• O QUE SE PEDE: Na reportagem sobre a exportação de veículos, por que, segundo Antonio Megale, o aumento das exportações vai se manter mesmo que o mercado interno volte a crescer?

• TEXTO FORNECIDO:
----

Apesar de recorde, falta de acordos ainda trava exportação de veículos
Montadoras continuam dependendo muito da Argentina, destino de 67% das vendas ao exterior no 1º trimestre, que teve volume histórico. Analistas apontam quais são os demais desafios.
Há 56 anos o Brasil exportava seus primeiros veículos. Agora, além de uma oportunidade, falar outras línguas se tornou uma questão de sobrevivência da indústria automotiva nacional, que está com cerca de 50% da capacidade ociosa. Mas a pouca quantidade de acordos comerciais entre os países e a baixa competitividade continuam sendo entraves.
Embora os veículos nacionais tenham como destino quase 30 países (veja mapa), a grande maioria “aprende” apenas uma língua, o espanhol, mais especificamente o falado na Argentina. O país vizinho foi destino de 67% das exportações no 1º trimestre de 2017, que teve volume recorde.
O resultado histórico nas vendas ao exterior aconteceu muito graças à recuperação do mercado argentino, com alta de 15,4% em relação aos primeiros 3 meses do ano passado. Isso porque o comércio entre os dois países ainda não é livre: o acordo atual impõe relação de valor.
“Para exportar, você precisa de acordo de livre comércio. A gente não conseguiu evoluir muito nisso. Continuamos exportando para um lugar só”, apontou Paulo Cardamone, diretor da Bright Consulting.
Só os tratados com Peru e Uruguai são de livre comércio. Os demais têm algum tipo de restrição, como cotas, casos de Colômbia e México –este país norte-americano, viveu um “boom” de fábricas de carros depois de fechar mais de 40 acordos de exportação.
Em busca de velhos amigos
Para analistas ouvidos pelo G1, as montadoras e o governo federal estão se esforçando para expandir os parceiros e retomar “amizades” esquecidas durante a década do “boom” de vendas de veículos no Brasil, encerrada em 2012.
“No passado, exportamos muito para o Oriente Médio. Agora temos a possibilidade também de fechar acordos com a África. À medida que a o produto brasileiro vai se aperfeiçoando, por que não pensar em voos mais altos?”, questiona Ricardo Bacellar, diretor da consultoria KPMG para o setor automotivo.
Para as fabricantes, é uma iniciativa que não vai acabar quando a crise passar.
“As empresas colocaram suas equipes para viajar e oferecer os produtos. Mesmo que o mercado interno volte a crescer, o aumento das exportações se manterá, porque temos capacidade ociosa muito grande”, disse Antonio Megale, presidente da Anfavea.
Exportação alcança ‘pico’
Em março último, o mercado interno do Brasil deu mais um sinal de recuperação. As vendas de veículos no Brasil tiveram a 1ª alta anual em 2 anos. O resultado acumulado no trimestre, porém, só foi melhor que o verificado em 2006.
Já a produção apresentou alta de 24% de janeiro a março, frente ao mesmo período do ano passado. O avanço foi impulsionado pelas exportações, destino de 172,6 mil carros, comerciais leves (picapes e furgões), caminhões e ônibus fabricados nos primeiros 3 meses do ano.
Foi o melhor trimestre de vendas externas da história, superando as 157 mil unidades de 2006, mesmo com muitos obstáculos pela frente.

----

• TRECHOS DE DADOS:

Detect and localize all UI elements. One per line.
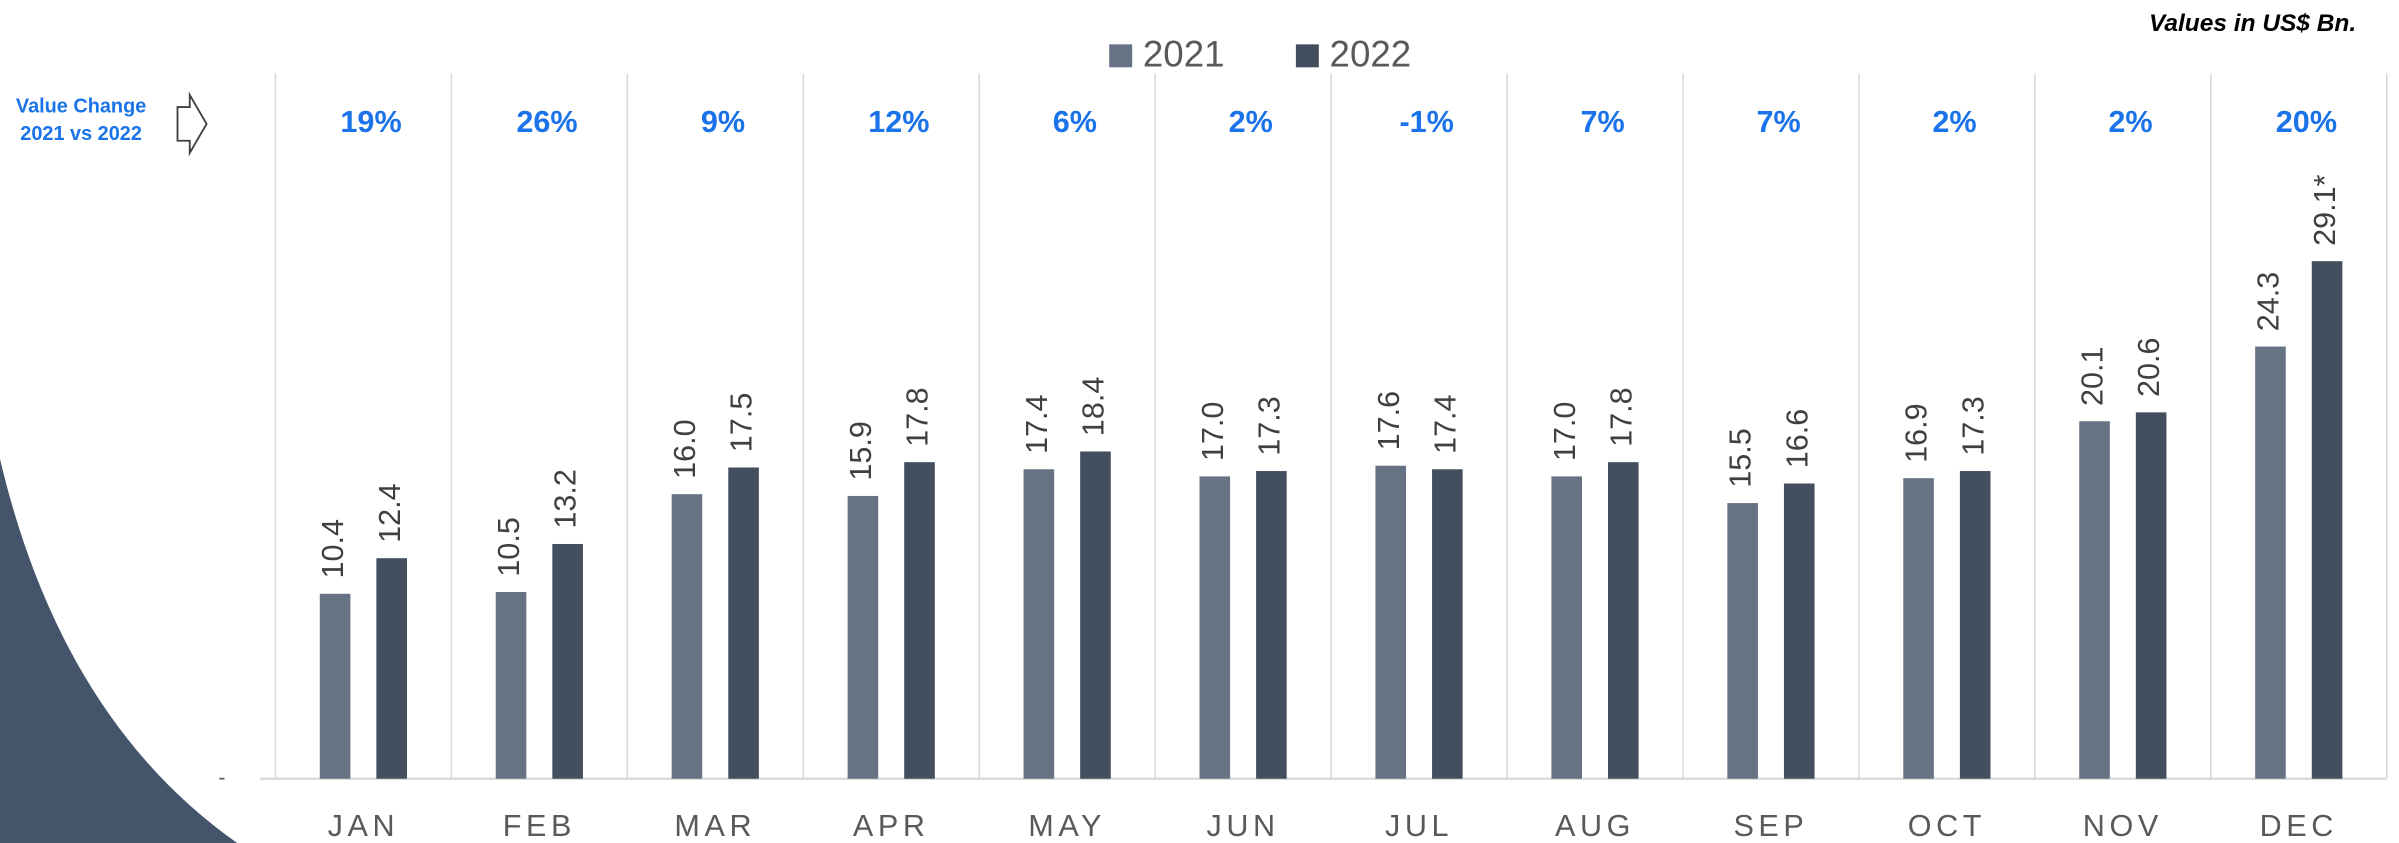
decoration bbox=[0, 458, 238, 843]
x-tick-label: FEB bbox=[503, 809, 576, 843]
bar bbox=[1080, 451, 1111, 779]
change-label: 6% bbox=[1053, 105, 1097, 139]
data-label: 16.6 bbox=[1780, 409, 1814, 469]
x-tick-label: OCT bbox=[1908, 809, 1986, 843]
bar bbox=[728, 467, 759, 779]
x-tick-label: DEC bbox=[2260, 809, 2338, 843]
bar bbox=[1903, 478, 1934, 779]
change-label: 12% bbox=[868, 105, 929, 139]
data-label: 15.9 bbox=[844, 421, 878, 481]
x-tick-label: JUN bbox=[1206, 809, 1279, 843]
change-label: 2% bbox=[2108, 105, 2152, 139]
change-label: 20% bbox=[2276, 105, 2337, 139]
data-label: 16.9 bbox=[1900, 403, 1934, 463]
x-tick-label: JUL bbox=[1385, 809, 1453, 843]
bar bbox=[1432, 469, 1463, 779]
x-tick-label: SEP bbox=[1733, 809, 1808, 843]
data-label: 20.1 bbox=[2076, 346, 2110, 406]
x-tick-label: JAN bbox=[328, 809, 400, 843]
data-label: 17.8 bbox=[901, 387, 935, 447]
bar bbox=[1023, 469, 1055, 779]
bar bbox=[1727, 503, 1758, 779]
data-label: 17.3 bbox=[1252, 396, 1286, 456]
bar bbox=[1959, 471, 1991, 779]
change-label: 7% bbox=[1756, 105, 1800, 139]
bar bbox=[319, 593, 351, 779]
change-label: 19% bbox=[340, 105, 401, 139]
x-tick-label: AUG bbox=[1555, 809, 1635, 843]
change-caption: 2021 vs 2022 bbox=[20, 123, 142, 145]
legend-swatch bbox=[1109, 44, 1133, 68]
bar bbox=[847, 495, 879, 779]
x-tick-label: NOV bbox=[2083, 809, 2163, 843]
data-label: 10.4 bbox=[316, 519, 350, 579]
bar bbox=[2135, 412, 2167, 779]
change-label: 9% bbox=[701, 105, 745, 139]
arrow-icon bbox=[176, 91, 208, 157]
data-label: 24.3 bbox=[2252, 272, 2286, 332]
bar bbox=[376, 558, 407, 779]
data-label: 17.4 bbox=[1020, 394, 1054, 454]
data-label: 20.6 bbox=[2132, 338, 2166, 398]
data-label: 17.0 bbox=[1548, 402, 1582, 462]
x-tick-label: MAR bbox=[674, 809, 756, 843]
legend-label: 2021 bbox=[1143, 33, 1225, 74]
bar bbox=[904, 462, 935, 779]
x-tick-label: MAY bbox=[1028, 809, 1106, 843]
change-label: 26% bbox=[516, 105, 577, 139]
data-label: 16.0 bbox=[668, 419, 702, 479]
data-label: 17.5 bbox=[725, 393, 759, 453]
change-label: -1% bbox=[1400, 105, 1454, 139]
data-label: 17.3 bbox=[1956, 396, 1990, 456]
data-label: 17.8 bbox=[1604, 387, 1638, 447]
data-label: 17.6 bbox=[1372, 391, 1406, 451]
bar bbox=[671, 494, 703, 779]
data-label: 15.5 bbox=[1724, 428, 1758, 488]
data-label: 17.0 bbox=[1196, 402, 1230, 462]
bar bbox=[1256, 471, 1287, 779]
bar bbox=[2311, 261, 2343, 779]
legend-swatch bbox=[1295, 44, 1319, 68]
bar bbox=[1199, 476, 1231, 779]
bar bbox=[495, 591, 527, 779]
bar bbox=[1375, 465, 1407, 779]
bar bbox=[2255, 346, 2286, 779]
x-tick-label: APR bbox=[853, 809, 930, 843]
data-label: 29.1* bbox=[2308, 174, 2342, 246]
change-label: 2% bbox=[1932, 105, 1976, 139]
bar bbox=[1783, 483, 1815, 779]
change-caption: Value Change bbox=[16, 95, 146, 117]
data-label: 12.4 bbox=[373, 483, 407, 543]
data-label: 10.5 bbox=[492, 517, 526, 577]
change-label: 2% bbox=[1229, 105, 1273, 139]
legend-label: 2022 bbox=[1330, 33, 1412, 74]
bar bbox=[1551, 476, 1582, 779]
data-label: 13.2 bbox=[549, 469, 583, 529]
data-label: 17.4 bbox=[1428, 394, 1462, 454]
y-tick-label: - bbox=[218, 765, 225, 789]
data-label: 18.4 bbox=[1077, 377, 1111, 437]
units-note: Values in US$ Bn. bbox=[2149, 10, 2356, 37]
bar bbox=[552, 543, 583, 779]
bar bbox=[2079, 421, 2110, 779]
bar bbox=[1607, 462, 1639, 779]
change-label: 7% bbox=[1581, 105, 1625, 139]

----

• RESULTADO: Segundo Megale, o aumento das exportações vai se manter porque a capacidade ociosa das montadoras é muito grande.